## What the task requires
Gather up every line from the entries below that uses the word "your".

Data records for software interfaces

▬▬▬▬▬▬▬▬▬▬

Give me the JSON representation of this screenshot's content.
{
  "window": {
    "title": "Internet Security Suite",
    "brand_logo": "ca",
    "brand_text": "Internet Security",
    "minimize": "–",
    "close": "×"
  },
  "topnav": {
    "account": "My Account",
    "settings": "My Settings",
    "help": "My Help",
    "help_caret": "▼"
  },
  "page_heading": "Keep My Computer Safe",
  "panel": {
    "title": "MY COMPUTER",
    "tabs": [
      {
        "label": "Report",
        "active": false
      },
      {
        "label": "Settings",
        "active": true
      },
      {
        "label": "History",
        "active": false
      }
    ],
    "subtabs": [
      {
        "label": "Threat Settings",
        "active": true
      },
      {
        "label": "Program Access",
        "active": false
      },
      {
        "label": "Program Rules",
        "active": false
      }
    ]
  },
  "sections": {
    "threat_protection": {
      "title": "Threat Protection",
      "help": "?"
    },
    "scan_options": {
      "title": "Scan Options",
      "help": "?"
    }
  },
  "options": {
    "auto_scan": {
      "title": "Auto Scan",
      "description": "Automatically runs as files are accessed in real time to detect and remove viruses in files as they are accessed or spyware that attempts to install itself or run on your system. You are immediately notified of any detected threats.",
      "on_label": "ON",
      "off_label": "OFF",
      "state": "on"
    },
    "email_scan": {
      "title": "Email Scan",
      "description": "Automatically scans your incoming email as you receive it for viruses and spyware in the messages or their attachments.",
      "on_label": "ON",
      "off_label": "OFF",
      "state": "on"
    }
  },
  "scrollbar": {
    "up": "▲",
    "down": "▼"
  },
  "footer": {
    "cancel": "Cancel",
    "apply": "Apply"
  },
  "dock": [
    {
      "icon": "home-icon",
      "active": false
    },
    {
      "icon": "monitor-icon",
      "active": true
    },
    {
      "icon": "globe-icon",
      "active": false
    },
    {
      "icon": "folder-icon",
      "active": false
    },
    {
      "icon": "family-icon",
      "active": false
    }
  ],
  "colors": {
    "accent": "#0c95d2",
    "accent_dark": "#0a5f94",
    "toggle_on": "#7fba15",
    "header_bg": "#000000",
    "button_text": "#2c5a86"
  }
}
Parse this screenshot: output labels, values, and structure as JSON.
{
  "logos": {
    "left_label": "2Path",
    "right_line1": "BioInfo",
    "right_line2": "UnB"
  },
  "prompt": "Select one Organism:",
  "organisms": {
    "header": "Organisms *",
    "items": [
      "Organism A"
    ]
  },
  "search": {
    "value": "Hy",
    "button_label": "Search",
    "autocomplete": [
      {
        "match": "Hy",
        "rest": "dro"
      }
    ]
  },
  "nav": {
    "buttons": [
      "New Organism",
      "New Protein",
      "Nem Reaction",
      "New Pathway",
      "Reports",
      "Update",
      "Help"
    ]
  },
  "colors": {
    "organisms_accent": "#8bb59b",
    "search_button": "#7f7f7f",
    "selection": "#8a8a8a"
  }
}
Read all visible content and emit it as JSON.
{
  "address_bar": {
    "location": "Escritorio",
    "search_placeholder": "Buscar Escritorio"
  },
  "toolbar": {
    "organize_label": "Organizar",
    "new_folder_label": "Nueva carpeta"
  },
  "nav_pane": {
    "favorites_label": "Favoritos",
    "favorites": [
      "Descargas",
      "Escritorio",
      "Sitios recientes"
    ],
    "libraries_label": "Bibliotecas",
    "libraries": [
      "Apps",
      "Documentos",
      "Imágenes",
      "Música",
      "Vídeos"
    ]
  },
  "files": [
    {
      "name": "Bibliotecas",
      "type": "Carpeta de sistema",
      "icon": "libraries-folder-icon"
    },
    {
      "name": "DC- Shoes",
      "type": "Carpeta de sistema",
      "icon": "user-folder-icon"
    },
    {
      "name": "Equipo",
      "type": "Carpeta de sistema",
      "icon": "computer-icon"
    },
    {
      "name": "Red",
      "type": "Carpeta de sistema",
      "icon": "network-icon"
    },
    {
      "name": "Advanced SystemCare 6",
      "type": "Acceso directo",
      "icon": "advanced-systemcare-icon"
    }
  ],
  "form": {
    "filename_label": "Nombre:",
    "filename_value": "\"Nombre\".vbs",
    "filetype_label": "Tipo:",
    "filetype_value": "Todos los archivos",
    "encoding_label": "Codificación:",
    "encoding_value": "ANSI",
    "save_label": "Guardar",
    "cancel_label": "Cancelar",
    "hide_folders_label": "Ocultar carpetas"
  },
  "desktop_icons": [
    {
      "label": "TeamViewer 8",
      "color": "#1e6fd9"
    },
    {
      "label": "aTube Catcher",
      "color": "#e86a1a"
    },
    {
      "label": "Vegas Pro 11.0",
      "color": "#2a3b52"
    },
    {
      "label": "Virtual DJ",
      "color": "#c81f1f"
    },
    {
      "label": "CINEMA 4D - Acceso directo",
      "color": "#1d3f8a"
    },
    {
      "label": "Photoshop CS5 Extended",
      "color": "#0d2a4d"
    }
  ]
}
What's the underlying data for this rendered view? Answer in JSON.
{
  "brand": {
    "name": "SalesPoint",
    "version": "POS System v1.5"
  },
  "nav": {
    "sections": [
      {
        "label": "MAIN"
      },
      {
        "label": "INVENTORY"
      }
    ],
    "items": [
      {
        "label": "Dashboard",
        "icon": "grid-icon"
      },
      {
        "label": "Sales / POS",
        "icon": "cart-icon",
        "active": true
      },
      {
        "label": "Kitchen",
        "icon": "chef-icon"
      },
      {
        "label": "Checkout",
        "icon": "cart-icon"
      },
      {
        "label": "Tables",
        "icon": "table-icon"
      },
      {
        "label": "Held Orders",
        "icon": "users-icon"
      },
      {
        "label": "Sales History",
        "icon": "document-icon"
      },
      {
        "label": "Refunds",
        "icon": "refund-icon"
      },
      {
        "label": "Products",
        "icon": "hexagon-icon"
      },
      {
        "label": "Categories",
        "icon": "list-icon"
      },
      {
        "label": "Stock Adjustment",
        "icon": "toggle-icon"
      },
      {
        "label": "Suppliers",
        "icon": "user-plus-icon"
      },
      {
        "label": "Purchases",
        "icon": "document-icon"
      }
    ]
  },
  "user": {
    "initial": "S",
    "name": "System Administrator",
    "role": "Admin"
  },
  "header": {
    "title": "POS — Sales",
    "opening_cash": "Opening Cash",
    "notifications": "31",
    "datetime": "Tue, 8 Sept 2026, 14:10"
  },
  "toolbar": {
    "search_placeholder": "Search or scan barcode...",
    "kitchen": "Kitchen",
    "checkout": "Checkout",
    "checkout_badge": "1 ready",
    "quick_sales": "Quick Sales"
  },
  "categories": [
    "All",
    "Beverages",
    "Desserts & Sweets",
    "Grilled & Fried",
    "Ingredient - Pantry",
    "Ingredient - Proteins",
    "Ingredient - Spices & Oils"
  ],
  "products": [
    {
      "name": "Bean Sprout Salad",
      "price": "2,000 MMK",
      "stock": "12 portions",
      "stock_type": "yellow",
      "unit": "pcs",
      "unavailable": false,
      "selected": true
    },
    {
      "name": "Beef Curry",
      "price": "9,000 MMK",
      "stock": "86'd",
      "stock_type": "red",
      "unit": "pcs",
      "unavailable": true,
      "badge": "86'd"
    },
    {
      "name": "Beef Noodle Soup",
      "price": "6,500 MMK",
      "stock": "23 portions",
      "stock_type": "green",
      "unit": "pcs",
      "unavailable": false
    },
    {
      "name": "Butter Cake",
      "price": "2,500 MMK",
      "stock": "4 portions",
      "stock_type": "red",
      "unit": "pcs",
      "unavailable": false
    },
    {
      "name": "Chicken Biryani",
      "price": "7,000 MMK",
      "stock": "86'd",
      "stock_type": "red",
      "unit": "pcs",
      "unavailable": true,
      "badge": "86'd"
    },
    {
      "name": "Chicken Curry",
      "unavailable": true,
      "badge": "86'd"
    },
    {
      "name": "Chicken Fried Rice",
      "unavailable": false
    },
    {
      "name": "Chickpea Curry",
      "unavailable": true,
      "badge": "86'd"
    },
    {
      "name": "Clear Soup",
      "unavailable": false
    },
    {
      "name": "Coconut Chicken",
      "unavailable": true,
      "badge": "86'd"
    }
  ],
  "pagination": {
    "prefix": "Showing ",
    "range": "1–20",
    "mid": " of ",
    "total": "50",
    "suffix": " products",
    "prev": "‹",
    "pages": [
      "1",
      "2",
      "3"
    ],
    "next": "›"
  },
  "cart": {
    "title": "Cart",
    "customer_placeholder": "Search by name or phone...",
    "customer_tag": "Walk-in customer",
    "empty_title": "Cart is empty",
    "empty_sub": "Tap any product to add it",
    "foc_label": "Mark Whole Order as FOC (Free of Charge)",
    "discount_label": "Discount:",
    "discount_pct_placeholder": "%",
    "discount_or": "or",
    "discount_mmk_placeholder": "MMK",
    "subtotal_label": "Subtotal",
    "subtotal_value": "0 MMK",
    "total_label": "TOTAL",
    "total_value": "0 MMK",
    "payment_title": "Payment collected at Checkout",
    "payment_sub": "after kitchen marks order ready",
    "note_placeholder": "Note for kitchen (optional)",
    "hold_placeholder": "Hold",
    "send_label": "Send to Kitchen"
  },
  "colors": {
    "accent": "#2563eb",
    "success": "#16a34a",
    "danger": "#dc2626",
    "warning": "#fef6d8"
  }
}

▬▬▬▬▬▬▬▬▬▬

## Response to the task
      "description": "Automatically runs as files are accessed in real time to detect and remove viruses in files as they are accessed or spyware that attempts to install itself or run on your system. You are immediately notified of any detected threats.",
      "description": "Automatically scans your incoming email as you receive it for viruses and spyware in the messages or their attachments.",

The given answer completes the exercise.